— start Dataset content —

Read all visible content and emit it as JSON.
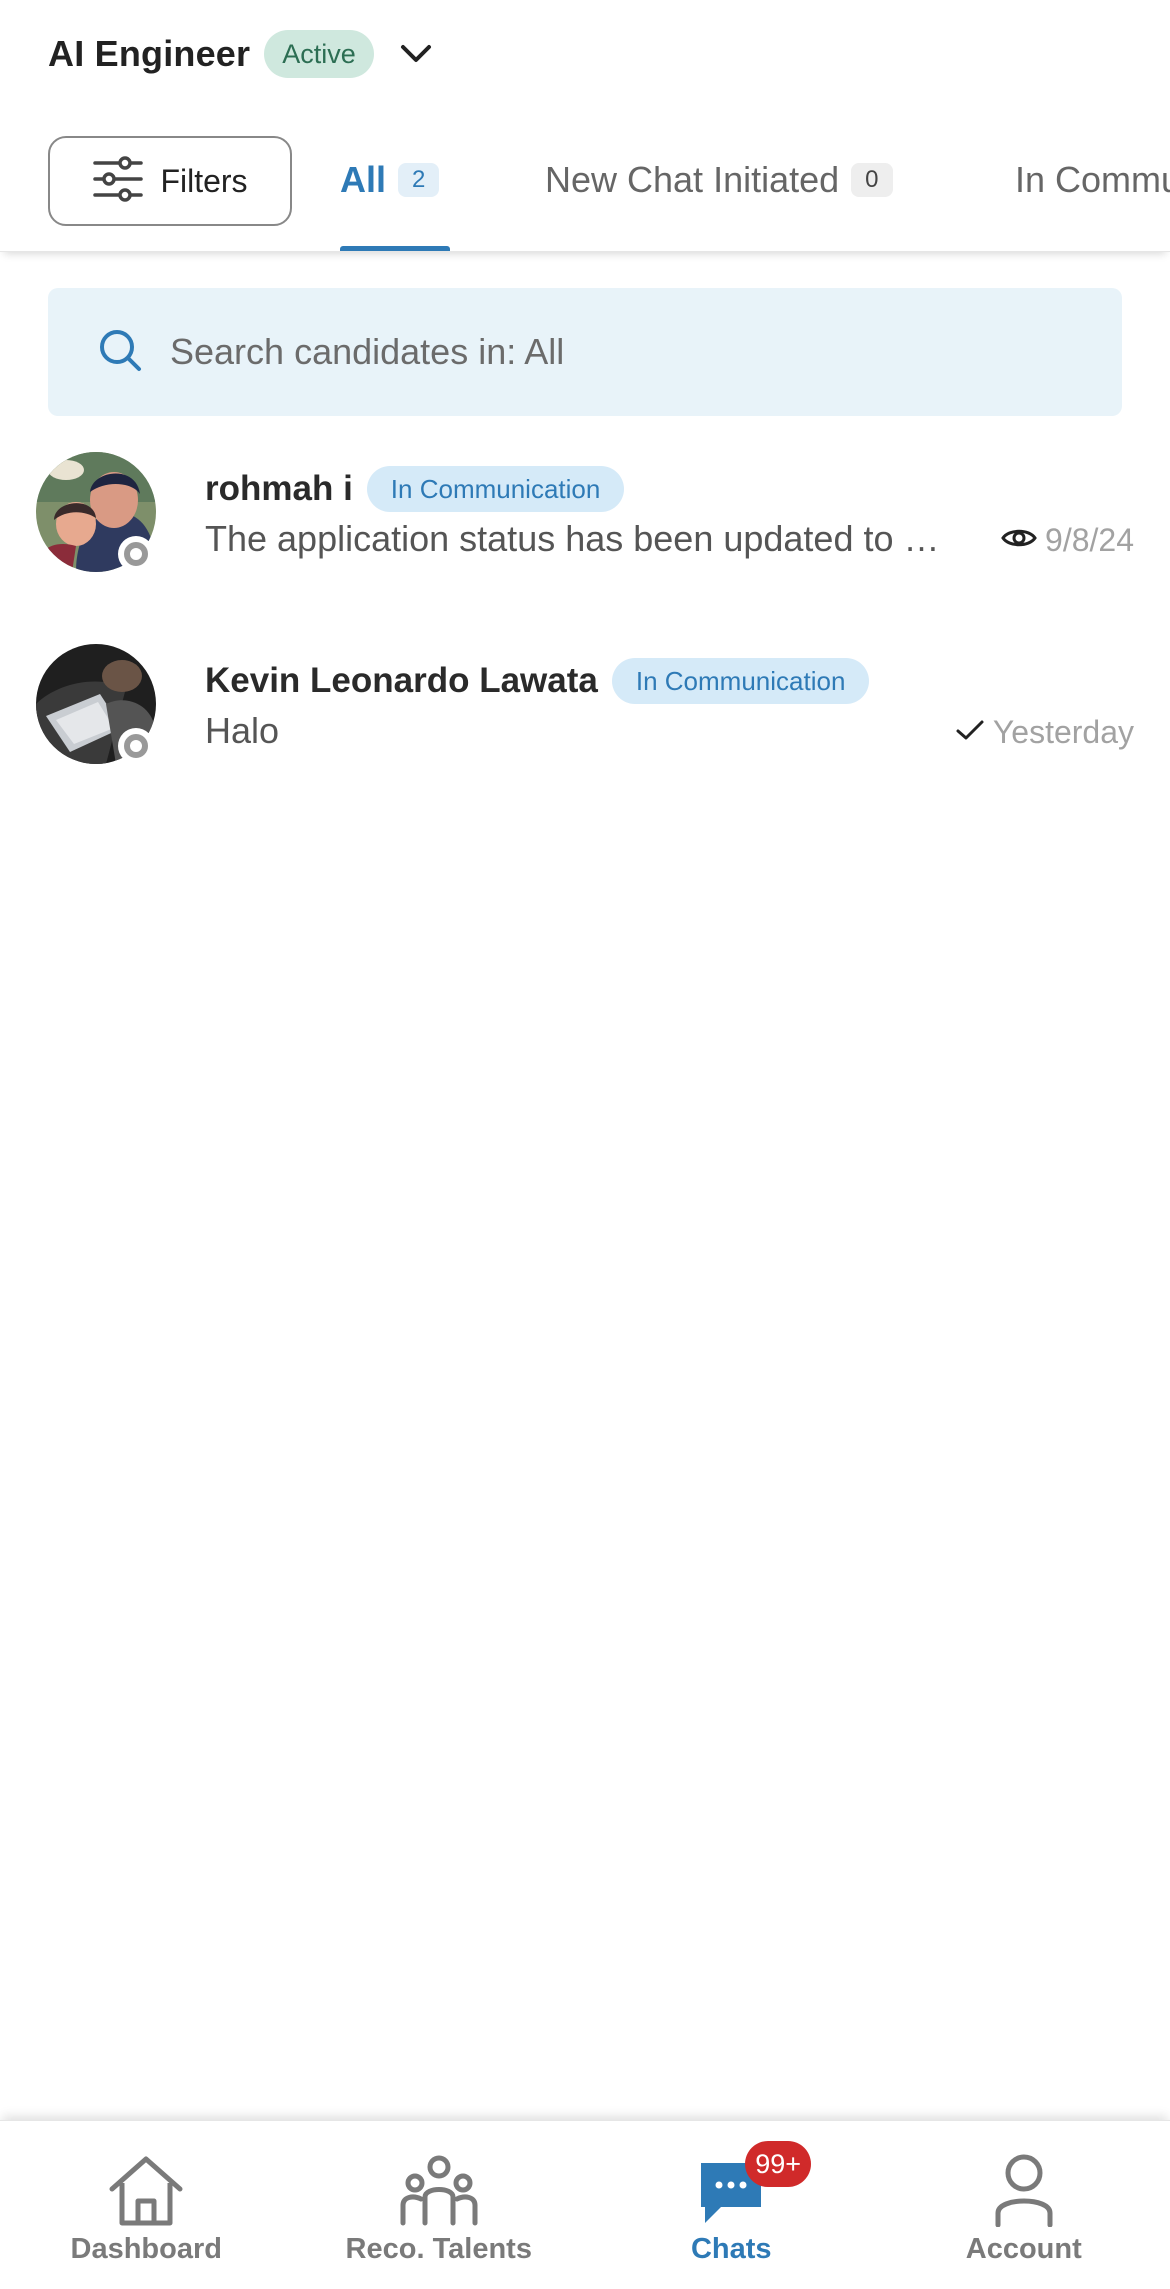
{
  "job": {
    "title": "AI Engineer",
    "status": "Active"
  },
  "filters": {
    "label": "Filters"
  },
  "tabs": [
    {
      "label": "All",
      "count": "2",
      "active": true
    },
    {
      "label": "New Chat Initiated",
      "count": "0",
      "active": false
    },
    {
      "label": "In Commu",
      "count": "",
      "active": false
    }
  ],
  "search": {
    "placeholder": "Search candidates in: All",
    "value": ""
  },
  "chats": [
    {
      "name": "rohmah i",
      "status": "In Communication",
      "message": "The application status has been updated to …",
      "time": "9/8/24",
      "indicator": "eye-icon"
    },
    {
      "name": "Kevin Leonardo Lawata",
      "status": "In Communication",
      "message": "Halo",
      "time": "Yesterday",
      "indicator": "check-icon"
    }
  ],
  "nav": [
    {
      "label": "Dashboard",
      "icon": "home-icon",
      "active": false
    },
    {
      "label": "Reco. Talents",
      "icon": "people-icon",
      "active": false
    },
    {
      "label": "Chats",
      "icon": "chat-icon",
      "active": true,
      "badge": "99+"
    },
    {
      "label": "Account",
      "icon": "person-icon",
      "active": false
    }
  ],
  "colors": {
    "primary": "#2e7ab6",
    "active_badge_bg": "#cfe8de",
    "status_tag_bg": "#d5eaf8",
    "search_bg": "#e8f3f9",
    "notification_badge": "#d02a2a"
  }
}
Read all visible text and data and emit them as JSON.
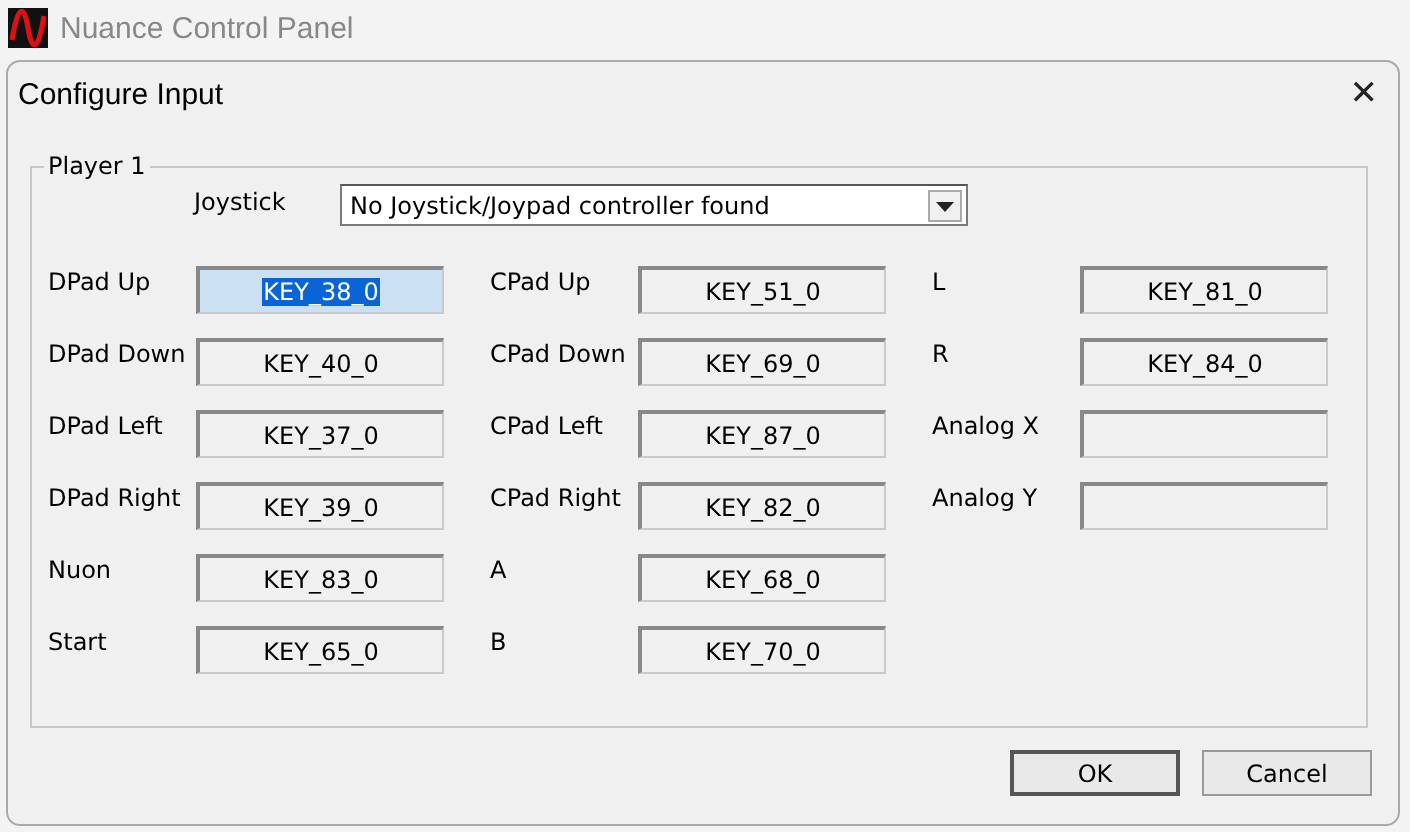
{
  "app_window": {
    "title": "Nuance Control Panel"
  },
  "dialog": {
    "title": "Configure Input",
    "close": "✕"
  },
  "group": {
    "title": "Player 1",
    "joystick_label": "Joystick",
    "joystick_value": "No Joystick/Joypad controller found"
  },
  "binding_columns": [
    [
      {
        "label": "DPad Up",
        "value": "KEY_38_0",
        "selected": true
      },
      {
        "label": "DPad Down",
        "value": "KEY_40_0",
        "selected": false
      },
      {
        "label": "DPad Left",
        "value": "KEY_37_0",
        "selected": false
      },
      {
        "label": "DPad Right",
        "value": "KEY_39_0",
        "selected": false
      },
      {
        "label": "Nuon",
        "value": "KEY_83_0",
        "selected": false
      },
      {
        "label": "Start",
        "value": "KEY_65_0",
        "selected": false
      }
    ],
    [
      {
        "label": "CPad Up",
        "value": "KEY_51_0",
        "selected": false
      },
      {
        "label": "CPad Down",
        "value": "KEY_69_0",
        "selected": false
      },
      {
        "label": "CPad Left",
        "value": "KEY_87_0",
        "selected": false
      },
      {
        "label": "CPad Right",
        "value": "KEY_82_0",
        "selected": false
      },
      {
        "label": "A",
        "value": "KEY_68_0",
        "selected": false
      },
      {
        "label": "B",
        "value": "KEY_70_0",
        "selected": false
      }
    ],
    [
      {
        "label": "L",
        "value": "KEY_81_0",
        "selected": false
      },
      {
        "label": "R",
        "value": "KEY_84_0",
        "selected": false
      },
      {
        "label": "Analog X",
        "selected": false
      },
      {
        "label": "Analog Y",
        "selected": false
      }
    ]
  ],
  "buttons": [
    "OK",
    "Cancel"
  ]
}
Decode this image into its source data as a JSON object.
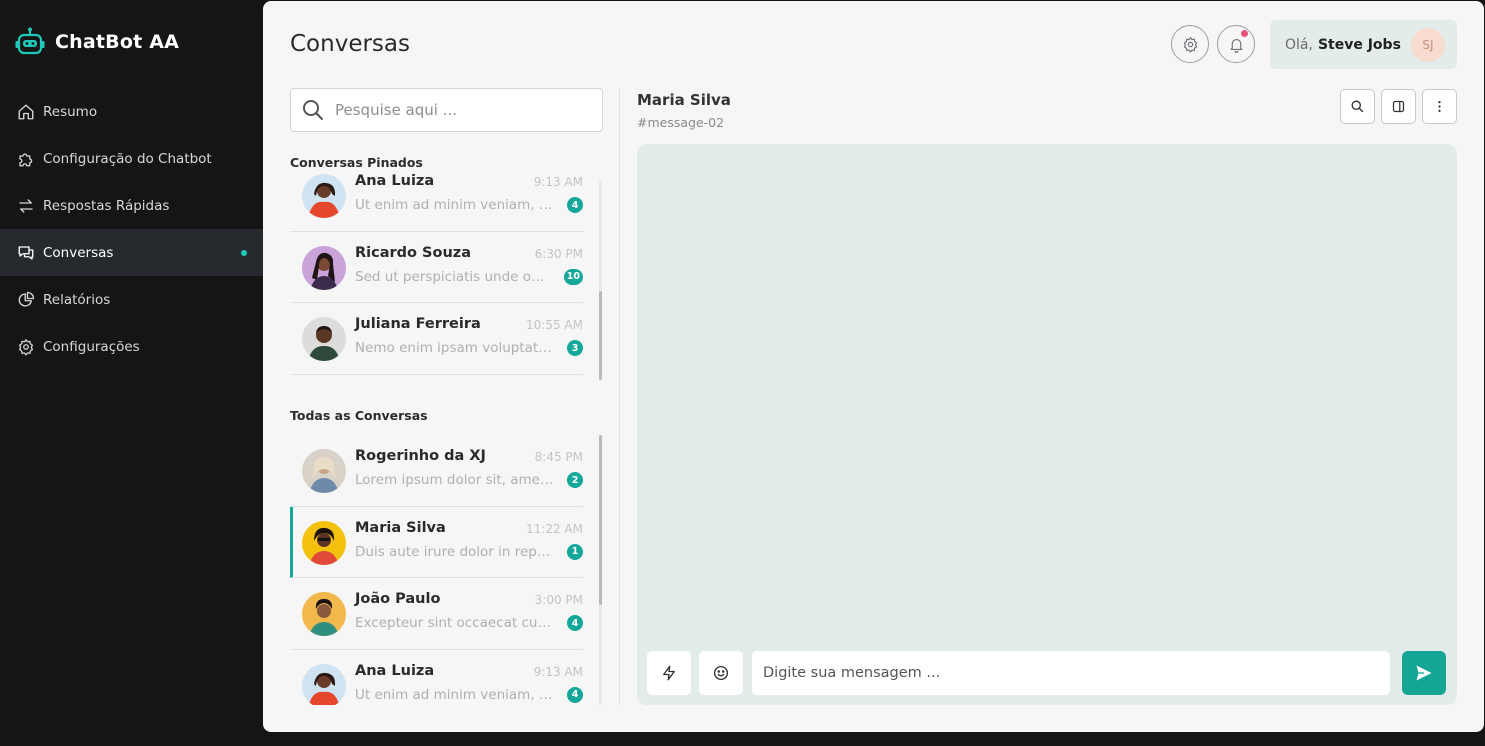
{
  "brand": {
    "name": "ChatBot AA",
    "icon": "robot-icon",
    "accent": "#1ec9b7"
  },
  "nav": {
    "items": [
      {
        "label": "Resumo",
        "icon": "home-icon"
      },
      {
        "label": "Configuração do Chatbot",
        "icon": "puzzle-icon"
      },
      {
        "label": "Respostas Rápidas",
        "icon": "swap-arrows-icon"
      },
      {
        "label": "Conversas",
        "icon": "chat-bubbles-icon",
        "active": true
      },
      {
        "label": "Relatórios",
        "icon": "pie-chart-icon"
      },
      {
        "label": "Configurações",
        "icon": "gear-icon"
      }
    ]
  },
  "header": {
    "title": "Conversas",
    "greeting": "Olá,",
    "user_name": "Steve Jobs",
    "user_initials": "SJ"
  },
  "search": {
    "placeholder": "Pesquise aqui ..."
  },
  "pinned": {
    "title": "Conversas Pinados",
    "items": [
      {
        "name": "Ana Luiza",
        "time": "9:13 AM",
        "preview": "Ut enim ad minim veniam, quis nostrud",
        "badge": "4"
      },
      {
        "name": "Ricardo Souza",
        "time": "6:30 PM",
        "preview": "Sed ut perspiciatis unde omnis iste",
        "badge": "10"
      },
      {
        "name": "Juliana Ferreira",
        "time": "10:55 AM",
        "preview": "Nemo enim ipsam voluptatem quia",
        "badge": "3"
      }
    ]
  },
  "all": {
    "title": "Todas as Conversas",
    "items": [
      {
        "name": "Rogerinho da XJ",
        "time": "8:45 PM",
        "preview": "Lorem ipsum dolor sit, amet consectetur",
        "badge": "2"
      },
      {
        "name": "Maria Silva",
        "time": "11:22 AM",
        "preview": "Duis aute irure dolor in reprehenderit",
        "badge": "1",
        "selected": true
      },
      {
        "name": "João Paulo",
        "time": "3:00 PM",
        "preview": "Excepteur sint occaecat cupidatat",
        "badge": "4"
      },
      {
        "name": "Ana Luiza",
        "time": "9:13 AM",
        "preview": "Ut enim ad minim veniam, quis nostrud",
        "badge": "4"
      }
    ]
  },
  "chat": {
    "name": "Maria Silva",
    "channel": "#message-02",
    "input_placeholder": "Digite sua mensagem ..."
  },
  "colors": {
    "accent": "#15a89a",
    "sidebar_bg": "#151515",
    "chat_bg": "#e2ecea",
    "notification": "#e5527a"
  }
}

— end Dataset content —

Aim of the task: Reproduce all of the entries word for word, skipping any pictures they hold.

Answer in full:
Read all visible content and emit it as JSON.
{
  "job": {
    "title": "AI Engineer",
    "status": "Active"
  },
  "filters": {
    "label": "Filters"
  },
  "tabs": [
    {
      "label": "All",
      "count": "2",
      "active": true
    },
    {
      "label": "New Chat Initiated",
      "count": "0",
      "active": false
    },
    {
      "label": "In Commu",
      "count": "",
      "active": false
    }
  ],
  "search": {
    "placeholder": "Search candidates in: All",
    "value": ""
  },
  "chats": [
    {
      "name": "rohmah i",
      "status": "In Communication",
      "message": "The application status has been updated to …",
      "time": "9/8/24",
      "indicator": "eye-icon"
    },
    {
      "name": "Kevin Leonardo Lawata",
      "status": "In Communication",
      "message": "Halo",
      "time": "Yesterday",
      "indicator": "check-icon"
    }
  ],
  "nav": [
    {
      "label": "Dashboard",
      "icon": "home-icon",
      "active": false
    },
    {
      "label": "Reco. Talents",
      "icon": "people-icon",
      "active": false
    },
    {
      "label": "Chats",
      "icon": "chat-icon",
      "active": true,
      "badge": "99+"
    },
    {
      "label": "Account",
      "icon": "person-icon",
      "active": false
    }
  ],
  "colors": {
    "primary": "#2e7ab6",
    "active_badge_bg": "#cfe8de",
    "status_tag_bg": "#d5eaf8",
    "search_bg": "#e8f3f9",
    "notification_badge": "#d02a2a"
  }
}
Read all visible text and data and emit them as JSON.
{
  "app_window": {
    "title": "Nuance Control Panel"
  },
  "dialog": {
    "title": "Configure Input",
    "close": "✕"
  },
  "group": {
    "title": "Player 1",
    "joystick_label": "Joystick",
    "joystick_value": "No Joystick/Joypad controller found"
  },
  "binding_columns": [
    [
      {
        "label": "DPad Up",
        "value": "KEY_38_0",
        "selected": true
      },
      {
        "label": "DPad Down",
        "value": "KEY_40_0",
        "selected": false
      },
      {
        "label": "DPad Left",
        "value": "KEY_37_0",
        "selected": false
      },
      {
        "label": "DPad Right",
        "value": "KEY_39_0",
        "selected": false
      },
      {
        "label": "Nuon",
        "value": "KEY_83_0",
        "selected": false
      },
      {
        "label": "Start",
        "value": "KEY_65_0",
        "selected": false
      }
    ],
    [
      {
        "label": "CPad Up",
        "value": "KEY_51_0",
        "selected": false
      },
      {
        "label": "CPad Down",
        "value": "KEY_69_0",
        "selected": false
      },
      {
        "label": "CPad Left",
        "value": "KEY_87_0",
        "selected": false
      },
      {
        "label": "CPad Right",
        "value": "KEY_82_0",
        "selected": false
      },
      {
        "label": "A",
        "value": "KEY_68_0",
        "selected": false
      },
      {
        "label": "B",
        "value": "KEY_70_0",
        "selected": false
      }
    ],
    [
      {
        "label": "L",
        "value": "KEY_81_0",
        "selected": false
      },
      {
        "label": "R",
        "value": "KEY_84_0",
        "selected": false
      },
      {
        "label": "Analog X",
        "selected": false
      },
      {
        "label": "Analog Y",
        "selected": false
      }
    ]
  ],
  "buttons": [
    "OK",
    "Cancel"
  ]
}
Decode this image into its source data as a JSON object.
{
  "brand": {
    "name": "ChatBot AA",
    "icon": "robot-icon",
    "accent": "#1ec9b7"
  },
  "nav": {
    "items": [
      {
        "label": "Resumo",
        "icon": "home-icon"
      },
      {
        "label": "Configuração do Chatbot",
        "icon": "puzzle-icon"
      },
      {
        "label": "Respostas Rápidas",
        "icon": "swap-arrows-icon"
      },
      {
        "label": "Conversas",
        "icon": "chat-bubbles-icon",
        "active": true
      },
      {
        "label": "Relatórios",
        "icon": "pie-chart-icon"
      },
      {
        "label": "Configurações",
        "icon": "gear-icon"
      }
    ]
  },
  "header": {
    "title": "Conversas",
    "greeting": "Olá,",
    "user_name": "Steve Jobs",
    "user_initials": "SJ"
  },
  "search": {
    "placeholder": "Pesquise aqui ..."
  },
  "pinned": {
    "title": "Conversas Pinados",
    "items": [
      {
        "name": "Ana Luiza",
        "time": "9:13 AM",
        "preview": "Ut enim ad minim veniam, quis nostrud",
        "badge": "4"
      },
      {
        "name": "Ricardo Souza",
        "time": "6:30 PM",
        "preview": "Sed ut perspiciatis unde omnis iste",
        "badge": "10"
      },
      {
        "name": "Juliana Ferreira",
        "time": "10:55 AM",
        "preview": "Nemo enim ipsam voluptatem quia",
        "badge": "3"
      }
    ]
  },
  "all": {
    "title": "Todas as Conversas",
    "items": [
      {
        "name": "Rogerinho da XJ",
        "time": "8:45 PM",
        "preview": "Lorem ipsum dolor sit, amet consectetur",
        "badge": "2"
      },
      {
        "name": "Maria Silva",
        "time": "11:22 AM",
        "preview": "Duis aute irure dolor in reprehenderit",
        "badge": "1",
        "selected": true
      },
      {
        "name": "João Paulo",
        "time": "3:00 PM",
        "preview": "Excepteur sint occaecat cupidatat",
        "badge": "4"
      },
      {
        "name": "Ana Luiza",
        "time": "9:13 AM",
        "preview": "Ut enim ad minim veniam, quis nostrud",
        "badge": "4"
      }
    ]
  },
  "chat": {
    "name": "Maria Silva",
    "channel": "#message-02",
    "input_placeholder": "Digite sua mensagem ..."
  },
  "colors": {
    "accent": "#15a89a",
    "sidebar_bg": "#151515",
    "chat_bg": "#e2ecea",
    "notification": "#e5527a"
  }
}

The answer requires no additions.